++++ Given records ++++

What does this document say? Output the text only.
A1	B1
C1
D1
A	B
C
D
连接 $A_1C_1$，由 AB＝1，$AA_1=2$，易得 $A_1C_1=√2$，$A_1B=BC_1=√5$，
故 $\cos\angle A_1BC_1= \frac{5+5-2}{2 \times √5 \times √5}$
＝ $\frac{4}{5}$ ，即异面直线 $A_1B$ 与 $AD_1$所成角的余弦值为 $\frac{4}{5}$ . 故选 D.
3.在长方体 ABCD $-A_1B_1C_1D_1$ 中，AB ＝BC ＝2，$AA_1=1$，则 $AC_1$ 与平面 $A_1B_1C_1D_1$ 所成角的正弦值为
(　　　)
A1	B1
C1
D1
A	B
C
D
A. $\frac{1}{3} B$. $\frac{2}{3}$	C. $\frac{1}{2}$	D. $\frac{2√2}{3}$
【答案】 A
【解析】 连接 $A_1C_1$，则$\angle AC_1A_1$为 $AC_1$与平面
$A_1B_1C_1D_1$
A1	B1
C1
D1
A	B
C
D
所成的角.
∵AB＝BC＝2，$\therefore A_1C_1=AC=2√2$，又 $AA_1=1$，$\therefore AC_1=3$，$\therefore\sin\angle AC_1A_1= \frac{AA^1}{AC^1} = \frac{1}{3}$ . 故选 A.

++++
++++ Given records ++++

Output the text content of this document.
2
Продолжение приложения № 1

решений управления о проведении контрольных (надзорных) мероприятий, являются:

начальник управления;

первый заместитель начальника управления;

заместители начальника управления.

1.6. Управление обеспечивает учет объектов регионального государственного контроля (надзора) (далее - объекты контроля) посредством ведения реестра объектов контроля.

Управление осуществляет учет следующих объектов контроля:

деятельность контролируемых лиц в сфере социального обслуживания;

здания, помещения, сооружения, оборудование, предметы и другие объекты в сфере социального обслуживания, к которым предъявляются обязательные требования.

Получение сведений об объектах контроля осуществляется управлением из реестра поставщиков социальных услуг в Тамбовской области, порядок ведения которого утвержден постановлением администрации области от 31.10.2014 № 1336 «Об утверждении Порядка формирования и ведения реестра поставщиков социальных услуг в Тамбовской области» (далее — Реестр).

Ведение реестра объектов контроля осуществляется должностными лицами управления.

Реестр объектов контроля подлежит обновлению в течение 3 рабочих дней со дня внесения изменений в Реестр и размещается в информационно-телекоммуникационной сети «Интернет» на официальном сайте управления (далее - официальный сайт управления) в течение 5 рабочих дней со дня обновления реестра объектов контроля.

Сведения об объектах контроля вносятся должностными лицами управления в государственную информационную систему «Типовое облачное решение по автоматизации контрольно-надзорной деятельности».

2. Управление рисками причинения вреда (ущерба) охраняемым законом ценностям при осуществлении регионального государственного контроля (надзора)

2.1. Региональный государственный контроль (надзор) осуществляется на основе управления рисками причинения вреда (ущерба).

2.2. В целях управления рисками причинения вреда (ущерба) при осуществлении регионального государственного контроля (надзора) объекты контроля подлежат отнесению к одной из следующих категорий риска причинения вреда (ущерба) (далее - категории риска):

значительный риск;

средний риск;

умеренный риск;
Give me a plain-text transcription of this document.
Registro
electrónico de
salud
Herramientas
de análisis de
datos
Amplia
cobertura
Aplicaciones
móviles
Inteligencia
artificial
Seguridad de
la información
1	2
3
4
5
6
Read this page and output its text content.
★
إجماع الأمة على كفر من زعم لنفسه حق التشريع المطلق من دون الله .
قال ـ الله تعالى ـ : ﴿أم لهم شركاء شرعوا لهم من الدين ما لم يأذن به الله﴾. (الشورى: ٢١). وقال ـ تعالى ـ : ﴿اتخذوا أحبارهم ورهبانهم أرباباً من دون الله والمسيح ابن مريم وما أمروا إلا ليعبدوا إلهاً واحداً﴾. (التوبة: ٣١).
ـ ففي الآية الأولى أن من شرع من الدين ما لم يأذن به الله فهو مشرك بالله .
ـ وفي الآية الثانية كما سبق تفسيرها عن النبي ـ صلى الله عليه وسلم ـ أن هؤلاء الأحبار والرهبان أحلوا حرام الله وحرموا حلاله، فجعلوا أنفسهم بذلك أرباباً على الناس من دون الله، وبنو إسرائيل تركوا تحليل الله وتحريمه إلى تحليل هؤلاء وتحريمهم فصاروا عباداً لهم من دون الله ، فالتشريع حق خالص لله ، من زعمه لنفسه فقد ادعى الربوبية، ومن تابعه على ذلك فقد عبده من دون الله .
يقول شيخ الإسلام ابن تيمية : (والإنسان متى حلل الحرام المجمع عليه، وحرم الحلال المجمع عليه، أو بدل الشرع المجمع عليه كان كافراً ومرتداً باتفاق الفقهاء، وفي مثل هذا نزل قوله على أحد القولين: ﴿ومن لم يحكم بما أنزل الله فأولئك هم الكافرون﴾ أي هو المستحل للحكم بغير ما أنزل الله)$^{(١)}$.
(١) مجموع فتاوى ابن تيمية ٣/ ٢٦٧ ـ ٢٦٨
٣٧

++++

What you will do: Give the number of lines in the material above that have the word "начальника" in them, and nothing more.

Problem solution: 2